Given instruction: Using the data below, repeat all of it precisely.

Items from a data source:
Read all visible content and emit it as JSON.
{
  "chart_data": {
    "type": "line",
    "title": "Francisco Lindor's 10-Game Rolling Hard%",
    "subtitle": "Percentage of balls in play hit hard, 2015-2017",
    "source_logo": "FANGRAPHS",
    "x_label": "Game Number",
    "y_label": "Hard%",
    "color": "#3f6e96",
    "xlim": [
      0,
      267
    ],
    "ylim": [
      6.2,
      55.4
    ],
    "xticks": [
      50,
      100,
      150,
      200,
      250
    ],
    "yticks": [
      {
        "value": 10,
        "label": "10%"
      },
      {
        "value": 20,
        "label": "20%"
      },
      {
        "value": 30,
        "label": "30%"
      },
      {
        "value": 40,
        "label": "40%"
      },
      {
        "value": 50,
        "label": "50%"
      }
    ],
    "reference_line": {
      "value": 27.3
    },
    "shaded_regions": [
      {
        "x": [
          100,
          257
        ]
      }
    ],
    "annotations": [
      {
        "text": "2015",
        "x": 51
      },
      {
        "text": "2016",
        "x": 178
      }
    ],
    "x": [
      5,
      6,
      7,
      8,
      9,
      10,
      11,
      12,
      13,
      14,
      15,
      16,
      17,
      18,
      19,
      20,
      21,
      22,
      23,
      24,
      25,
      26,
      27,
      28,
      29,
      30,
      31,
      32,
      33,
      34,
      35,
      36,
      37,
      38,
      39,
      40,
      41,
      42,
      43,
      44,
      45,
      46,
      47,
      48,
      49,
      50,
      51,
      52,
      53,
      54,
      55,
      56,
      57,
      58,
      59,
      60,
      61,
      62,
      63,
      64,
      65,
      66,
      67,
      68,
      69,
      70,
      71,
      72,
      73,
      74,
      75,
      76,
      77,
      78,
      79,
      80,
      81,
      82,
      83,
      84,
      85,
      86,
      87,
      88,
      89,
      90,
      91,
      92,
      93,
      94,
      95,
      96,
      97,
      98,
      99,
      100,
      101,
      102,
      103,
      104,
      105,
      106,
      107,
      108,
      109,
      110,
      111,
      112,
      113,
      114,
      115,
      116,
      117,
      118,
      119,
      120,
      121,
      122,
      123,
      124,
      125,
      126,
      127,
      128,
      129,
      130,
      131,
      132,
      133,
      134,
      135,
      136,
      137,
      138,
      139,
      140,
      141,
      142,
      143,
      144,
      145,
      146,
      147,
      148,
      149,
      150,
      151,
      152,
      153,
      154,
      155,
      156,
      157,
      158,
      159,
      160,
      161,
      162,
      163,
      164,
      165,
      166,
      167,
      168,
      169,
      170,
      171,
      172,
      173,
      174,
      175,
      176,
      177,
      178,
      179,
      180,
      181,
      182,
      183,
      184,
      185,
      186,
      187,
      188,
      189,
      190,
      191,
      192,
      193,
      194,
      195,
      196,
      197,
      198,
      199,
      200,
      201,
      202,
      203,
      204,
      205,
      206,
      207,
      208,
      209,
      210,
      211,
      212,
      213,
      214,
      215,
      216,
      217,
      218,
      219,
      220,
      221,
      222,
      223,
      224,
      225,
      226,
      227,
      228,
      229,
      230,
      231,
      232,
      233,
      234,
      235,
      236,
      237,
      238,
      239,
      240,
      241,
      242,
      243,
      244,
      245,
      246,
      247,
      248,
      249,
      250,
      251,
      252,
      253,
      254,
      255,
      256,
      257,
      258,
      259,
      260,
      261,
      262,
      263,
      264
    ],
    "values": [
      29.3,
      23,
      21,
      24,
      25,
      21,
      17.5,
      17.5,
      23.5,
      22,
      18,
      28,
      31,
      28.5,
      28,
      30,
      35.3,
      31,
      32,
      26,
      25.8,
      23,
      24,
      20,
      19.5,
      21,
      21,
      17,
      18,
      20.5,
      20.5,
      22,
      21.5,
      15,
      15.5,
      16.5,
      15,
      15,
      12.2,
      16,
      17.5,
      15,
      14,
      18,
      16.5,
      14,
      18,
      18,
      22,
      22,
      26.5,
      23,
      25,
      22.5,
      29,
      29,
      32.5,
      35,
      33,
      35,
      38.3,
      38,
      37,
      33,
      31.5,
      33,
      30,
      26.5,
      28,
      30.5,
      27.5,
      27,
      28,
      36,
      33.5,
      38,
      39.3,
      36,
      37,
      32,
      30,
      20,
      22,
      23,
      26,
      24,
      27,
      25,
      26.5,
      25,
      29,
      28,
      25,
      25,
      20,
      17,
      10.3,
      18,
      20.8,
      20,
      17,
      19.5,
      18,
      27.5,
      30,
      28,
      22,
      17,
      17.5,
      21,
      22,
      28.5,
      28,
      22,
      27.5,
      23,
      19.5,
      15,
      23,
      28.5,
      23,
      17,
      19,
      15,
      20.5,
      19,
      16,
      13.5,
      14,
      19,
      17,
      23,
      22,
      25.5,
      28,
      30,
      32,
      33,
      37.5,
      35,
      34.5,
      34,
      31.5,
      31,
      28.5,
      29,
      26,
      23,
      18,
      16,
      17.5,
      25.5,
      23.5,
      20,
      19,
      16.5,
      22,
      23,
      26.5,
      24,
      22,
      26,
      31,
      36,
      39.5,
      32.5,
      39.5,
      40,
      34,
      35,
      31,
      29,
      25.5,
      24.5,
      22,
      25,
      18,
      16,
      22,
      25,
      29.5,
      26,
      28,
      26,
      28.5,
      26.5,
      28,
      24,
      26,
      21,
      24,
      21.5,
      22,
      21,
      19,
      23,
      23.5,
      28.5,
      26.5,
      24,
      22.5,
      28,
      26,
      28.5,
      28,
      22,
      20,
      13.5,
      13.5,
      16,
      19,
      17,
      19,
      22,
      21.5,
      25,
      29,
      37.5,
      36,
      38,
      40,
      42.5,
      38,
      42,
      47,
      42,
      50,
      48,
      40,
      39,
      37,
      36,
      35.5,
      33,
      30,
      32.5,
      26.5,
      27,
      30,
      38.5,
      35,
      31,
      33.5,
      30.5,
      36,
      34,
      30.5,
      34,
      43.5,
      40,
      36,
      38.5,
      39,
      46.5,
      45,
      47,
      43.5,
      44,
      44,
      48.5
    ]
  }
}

Solution:
Read all visible content and emit it as JSON.
{
  "chart_data": {
    "type": "line",
    "title": "Francisco Lindor's 10-Game Rolling Hard%",
    "subtitle": "Percentage of balls in play hit hard, 2015-2017",
    "source_logo": "FANGRAPHS",
    "x_label": "Game Number",
    "y_label": "Hard%",
    "color": "#3f6e96",
    "xlim": [
      0,
      267
    ],
    "ylim": [
      6.2,
      55.4
    ],
    "xticks": [
      50,
      100,
      150,
      200,
      250
    ],
    "yticks": [
      {
        "value": 10,
        "label": "10%"
      },
      {
        "value": 20,
        "label": "20%"
      },
      {
        "value": 30,
        "label": "30%"
      },
      {
        "value": 40,
        "label": "40%"
      },
      {
        "value": 50,
        "label": "50%"
      }
    ],
    "reference_line": {
      "value": 27.3
    },
    "shaded_regions": [
      {
        "x": [
          100,
          257
        ]
      }
    ],
    "annotations": [
      {
        "text": "2015",
        "x": 51
      },
      {
        "text": "2016",
        "x": 178
      }
    ],
    "x": [
      5,
      6,
      7,
      8,
      9,
      10,
      11,
      12,
      13,
      14,
      15,
      16,
      17,
      18,
      19,
      20,
      21,
      22,
      23,
      24,
      25,
      26,
      27,
      28,
      29,
      30,
      31,
      32,
      33,
      34,
      35,
      36,
      37,
      38,
      39,
      40,
      41,
      42,
      43,
      44,
      45,
      46,
      47,
      48,
      49,
      50,
      51,
      52,
      53,
      54,
      55,
      56,
      57,
      58,
      59,
      60,
      61,
      62,
      63,
      64,
      65,
      66,
      67,
      68,
      69,
      70,
      71,
      72,
      73,
      74,
      75,
      76,
      77,
      78,
      79,
      80,
      81,
      82,
      83,
      84,
      85,
      86,
      87,
      88,
      89,
      90,
      91,
      92,
      93,
      94,
      95,
      96,
      97,
      98,
      99,
      100,
      101,
      102,
      103,
      104,
      105,
      106,
      107,
      108,
      109,
      110,
      111,
      112,
      113,
      114,
      115,
      116,
      117,
      118,
      119,
      120,
      121,
      122,
      123,
      124,
      125,
      126,
      127,
      128,
      129,
      130,
      131,
      132,
      133,
      134,
      135,
      136,
      137,
      138,
      139,
      140,
      141,
      142,
      143,
      144,
      145,
      146,
      147,
      148,
      149,
      150,
      151,
      152,
      153,
      154,
      155,
      156,
      157,
      158,
      159,
      160,
      161,
      162,
      163,
      164,
      165,
      166,
      167,
      168,
      169,
      170,
      171,
      172,
      173,
      174,
      175,
      176,
      177,
      178,
      179,
      180,
      181,
      182,
      183,
      184,
      185,
      186,
      187,
      188,
      189,
      190,
      191,
      192,
      193,
      194,
      195,
      196,
      197,
      198,
      199,
      200,
      201,
      202,
      203,
      204,
      205,
      206,
      207,
      208,
      209,
      210,
      211,
      212,
      213,
      214,
      215,
      216,
      217,
      218,
      219,
      220,
      221,
      222,
      223,
      224,
      225,
      226,
      227,
      228,
      229,
      230,
      231,
      232,
      233,
      234,
      235,
      236,
      237,
      238,
      239,
      240,
      241,
      242,
      243,
      244,
      245,
      246,
      247,
      248,
      249,
      250,
      251,
      252,
      253,
      254,
      255,
      256,
      257,
      258,
      259,
      260,
      261,
      262,
      263,
      264
    ],
    "values": [
      29.3,
      23,
      21,
      24,
      25,
      21,
      17.5,
      17.5,
      23.5,
      22,
      18,
      28,
      31,
      28.5,
      28,
      30,
      35.3,
      31,
      32,
      26,
      25.8,
      23,
      24,
      20,
      19.5,
      21,
      21,
      17,
      18,
      20.5,
      20.5,
      22,
      21.5,
      15,
      15.5,
      16.5,
      15,
      15,
      12.2,
      16,
      17.5,
      15,
      14,
      18,
      16.5,
      14,
      18,
      18,
      22,
      22,
      26.5,
      23,
      25,
      22.5,
      29,
      29,
      32.5,
      35,
      33,
      35,
      38.3,
      38,
      37,
      33,
      31.5,
      33,
      30,
      26.5,
      28,
      30.5,
      27.5,
      27,
      28,
      36,
      33.5,
      38,
      39.3,
      36,
      37,
      32,
      30,
      20,
      22,
      23,
      26,
      24,
      27,
      25,
      26.5,
      25,
      29,
      28,
      25,
      25,
      20,
      17,
      10.3,
      18,
      20.8,
      20,
      17,
      19.5,
      18,
      27.5,
      30,
      28,
      22,
      17,
      17.5,
      21,
      22,
      28.5,
      28,
      22,
      27.5,
      23,
      19.5,
      15,
      23,
      28.5,
      23,
      17,
      19,
      15,
      20.5,
      19,
      16,
      13.5,
      14,
      19,
      17,
      23,
      22,
      25.5,
      28,
      30,
      32,
      33,
      37.5,
      35,
      34.5,
      34,
      31.5,
      31,
      28.5,
      29,
      26,
      23,
      18,
      16,
      17.5,
      25.5,
      23.5,
      20,
      19,
      16.5,
      22,
      23,
      26.5,
      24,
      22,
      26,
      31,
      36,
      39.5,
      32.5,
      39.5,
      40,
      34,
      35,
      31,
      29,
      25.5,
      24.5,
      22,
      25,
      18,
      16,
      22,
      25,
      29.5,
      26,
      28,
      26,
      28.5,
      26.5,
      28,
      24,
      26,
      21,
      24,
      21.5,
      22,
      21,
      19,
      23,
      23.5,
      28.5,
      26.5,
      24,
      22.5,
      28,
      26,
      28.5,
      28,
      22,
      20,
      13.5,
      13.5,
      16,
      19,
      17,
      19,
      22,
      21.5,
      25,
      29,
      37.5,
      36,
      38,
      40,
      42.5,
      38,
      42,
      47,
      42,
      50,
      48,
      40,
      39,
      37,
      36,
      35.5,
      33,
      30,
      32.5,
      26.5,
      27,
      30,
      38.5,
      35,
      31,
      33.5,
      30.5,
      36,
      34,
      30.5,
      34,
      43.5,
      40,
      36,
      38.5,
      39,
      46.5,
      45,
      47,
      43.5,
      44,
      44,
      48.5
    ]
  }
}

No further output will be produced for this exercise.